(Stored items from a collection)
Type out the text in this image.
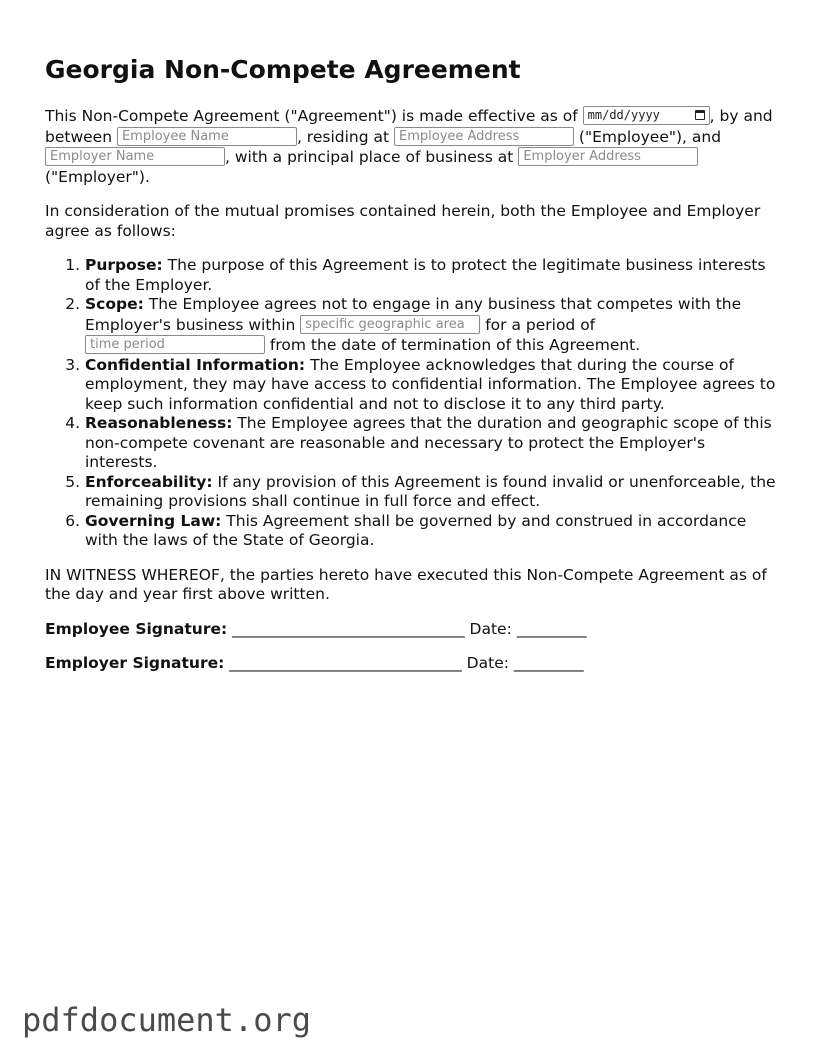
Georgia Non-Compete Agreement

This Non-Compete Agreement ("Agreement") is made effective as of mm/dd/yyyy	, by and between Employee Name	, residing at Employee Address	("Employee"), and Employer Name	, with a principal place of business at Employer Address ("Employer").

In consideration of the mutual promises contained herein, both the Employee and Employer agree as follows:

1. Purpose: The purpose of this Agreement is to protect the legitimate business interests of the Employer.
2. Scope: The Employee agrees not to engage in any business that competes with the Employer's business within specific geographic area for a period of time period	from the date of termination of this Agreement.
3. Confidential Information: The Employee acknowledges that during the course of employment, they may have access to confidential information. The Employee agrees to keep such information confidential and not to disclose it to any third party.
4. Reasonableness: The Employee agrees that the duration and geographic scope of this non-compete covenant are reasonable and necessary to protect the Employer's interests.
5. Enforceability: If any provision of this Agreement is found invalid or unenforceable, the remaining provisions shall continue in full force and effect.
6. Governing Law: This Agreement shall be governed by and construed in accordance with the laws of the State of Georgia.

IN WITNESS WHEREOF, the parties hereto have executed this Non-Compete Agreement as of the day and year first above written.

Employee Signature: ______________________________ Date: _________
Employer Signature: ______________________________ Date: _________
pdfdocument.org
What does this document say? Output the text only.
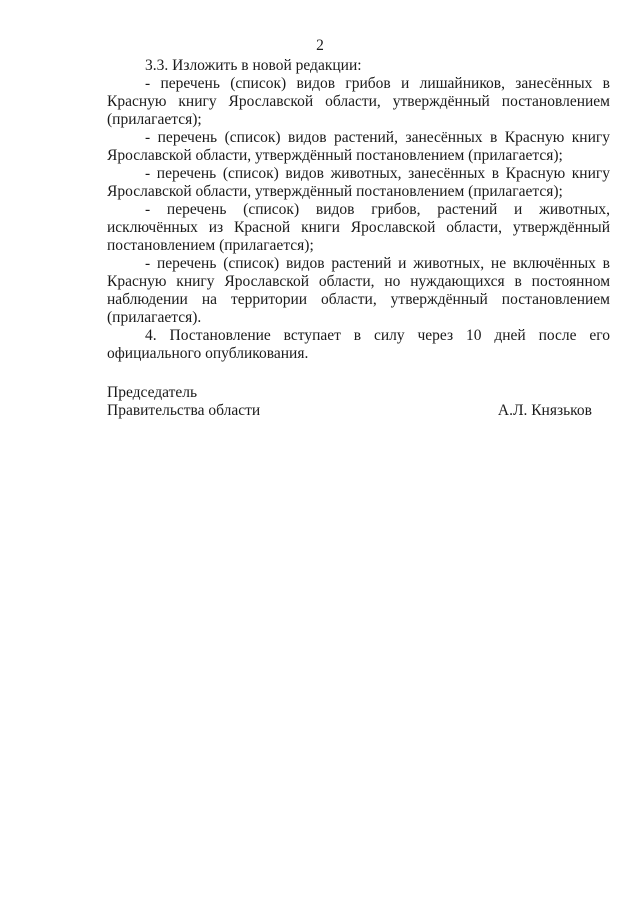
2

3.3. Изложить в новой редакции:

- перечень (список) видов грибов и лишайников, занесённых в Красную книгу Ярославской области, утверждённый постановлением (прилагается);

- перечень (список) видов растений, занесённых в Красную книгу Ярославской области, утверждённый постановлением (прилагается);

- перечень (список) видов животных, занесённых в Красную книгу Ярославской области, утверждённый постановлением (прилагается);

- перечень (список) видов грибов, растений и животных, исключённых из Красной книги Ярославской области, утверждённый постановлением (прилагается);

- перечень (список) видов растений и животных, не включённых в Красную книгу Ярославской области, но нуждающихся в постоянном наблюдении на территории области, утверждённый постановлением (прилагается).

4. Постановление вступает в силу через 10 дней после его официального опубликования.

Председатель
Правительства области	А.Л. Князьков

What to work on: Each line that has the word "постановлением" should be copied.

Exercise output:
- перечень (список) видов грибов и лишайников, занесённых в Красную книгу Ярославской области, утверждённый постановлением (прилагается);
- перечень (список) видов растений, занесённых в Красную книгу Ярославской области, утверждённый постановлением (прилагается);
- перечень (список) видов животных, занесённых в Красную книгу Ярославской области, утверждённый постановлением (прилагается);
- перечень (список) видов грибов, растений и животных, исключённых из Красной книги Ярославской области, утверждённый постановлением (прилагается);
- перечень (список) видов растений и животных, не включённых в Красную книгу Ярославской области, но нуждающихся в постоянном наблюдении на территории области, утверждённый постановлением (прилагается).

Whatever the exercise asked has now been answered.